What you should do:
Scan the entries below and extract each line with the word "subtype" in it.

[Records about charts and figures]
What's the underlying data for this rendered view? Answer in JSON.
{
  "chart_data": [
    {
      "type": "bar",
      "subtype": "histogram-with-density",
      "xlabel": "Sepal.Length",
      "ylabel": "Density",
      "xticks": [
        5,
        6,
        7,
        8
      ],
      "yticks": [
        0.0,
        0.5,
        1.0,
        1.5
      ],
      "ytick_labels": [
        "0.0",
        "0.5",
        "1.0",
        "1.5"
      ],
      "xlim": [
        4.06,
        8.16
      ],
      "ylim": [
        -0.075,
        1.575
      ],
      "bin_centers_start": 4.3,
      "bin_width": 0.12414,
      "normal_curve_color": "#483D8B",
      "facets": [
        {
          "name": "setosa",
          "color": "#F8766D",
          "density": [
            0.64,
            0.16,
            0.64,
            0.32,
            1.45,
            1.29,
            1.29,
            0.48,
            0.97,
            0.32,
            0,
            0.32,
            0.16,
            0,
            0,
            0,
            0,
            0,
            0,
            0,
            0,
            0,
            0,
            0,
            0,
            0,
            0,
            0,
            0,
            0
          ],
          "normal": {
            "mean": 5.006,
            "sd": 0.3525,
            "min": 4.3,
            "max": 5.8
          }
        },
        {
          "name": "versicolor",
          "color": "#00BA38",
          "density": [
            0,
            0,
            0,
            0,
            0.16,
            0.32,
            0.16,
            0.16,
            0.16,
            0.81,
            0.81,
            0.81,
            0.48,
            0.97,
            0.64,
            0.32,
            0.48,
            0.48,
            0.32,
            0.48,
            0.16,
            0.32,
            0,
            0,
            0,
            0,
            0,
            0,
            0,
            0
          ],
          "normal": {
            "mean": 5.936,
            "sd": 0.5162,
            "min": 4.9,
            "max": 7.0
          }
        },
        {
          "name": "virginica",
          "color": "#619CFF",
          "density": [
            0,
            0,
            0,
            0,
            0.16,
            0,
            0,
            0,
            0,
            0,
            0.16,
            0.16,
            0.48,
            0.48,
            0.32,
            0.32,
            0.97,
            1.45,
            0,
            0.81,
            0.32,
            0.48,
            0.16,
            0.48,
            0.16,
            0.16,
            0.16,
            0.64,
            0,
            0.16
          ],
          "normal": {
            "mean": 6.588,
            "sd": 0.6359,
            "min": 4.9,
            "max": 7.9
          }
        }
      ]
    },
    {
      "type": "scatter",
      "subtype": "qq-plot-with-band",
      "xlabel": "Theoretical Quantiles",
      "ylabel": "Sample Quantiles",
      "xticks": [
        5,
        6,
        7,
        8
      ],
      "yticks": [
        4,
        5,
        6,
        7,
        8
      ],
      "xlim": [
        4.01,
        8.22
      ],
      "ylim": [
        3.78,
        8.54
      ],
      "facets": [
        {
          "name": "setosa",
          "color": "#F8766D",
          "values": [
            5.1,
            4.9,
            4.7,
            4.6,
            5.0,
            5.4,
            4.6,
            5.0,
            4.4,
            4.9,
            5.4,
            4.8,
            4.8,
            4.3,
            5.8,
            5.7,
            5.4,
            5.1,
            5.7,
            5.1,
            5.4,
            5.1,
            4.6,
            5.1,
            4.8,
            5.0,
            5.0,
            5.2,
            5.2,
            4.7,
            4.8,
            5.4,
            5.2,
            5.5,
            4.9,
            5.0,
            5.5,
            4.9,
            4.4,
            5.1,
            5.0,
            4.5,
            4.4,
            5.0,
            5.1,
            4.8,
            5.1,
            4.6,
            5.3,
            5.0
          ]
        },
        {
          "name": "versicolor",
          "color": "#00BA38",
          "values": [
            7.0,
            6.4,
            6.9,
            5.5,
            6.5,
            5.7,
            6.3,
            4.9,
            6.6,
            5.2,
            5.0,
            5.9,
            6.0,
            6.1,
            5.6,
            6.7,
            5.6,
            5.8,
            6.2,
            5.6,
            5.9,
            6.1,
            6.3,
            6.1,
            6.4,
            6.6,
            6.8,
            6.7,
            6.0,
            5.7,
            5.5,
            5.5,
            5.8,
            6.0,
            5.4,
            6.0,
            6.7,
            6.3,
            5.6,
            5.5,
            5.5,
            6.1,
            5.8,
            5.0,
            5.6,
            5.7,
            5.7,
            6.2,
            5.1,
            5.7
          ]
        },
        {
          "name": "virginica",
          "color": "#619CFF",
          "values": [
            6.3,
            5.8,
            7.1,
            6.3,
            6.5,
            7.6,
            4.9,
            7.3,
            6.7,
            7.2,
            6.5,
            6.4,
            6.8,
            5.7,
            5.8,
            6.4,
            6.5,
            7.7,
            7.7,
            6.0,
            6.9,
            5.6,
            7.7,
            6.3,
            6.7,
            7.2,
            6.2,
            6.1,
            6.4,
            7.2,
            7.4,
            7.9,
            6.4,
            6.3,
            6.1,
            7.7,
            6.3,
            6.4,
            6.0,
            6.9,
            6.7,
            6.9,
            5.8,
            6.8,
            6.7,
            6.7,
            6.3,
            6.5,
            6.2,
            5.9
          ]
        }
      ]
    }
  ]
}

Exercise response:
      "subtype": "histogram-with-density",
      "subtype": "qq-plot-with-band",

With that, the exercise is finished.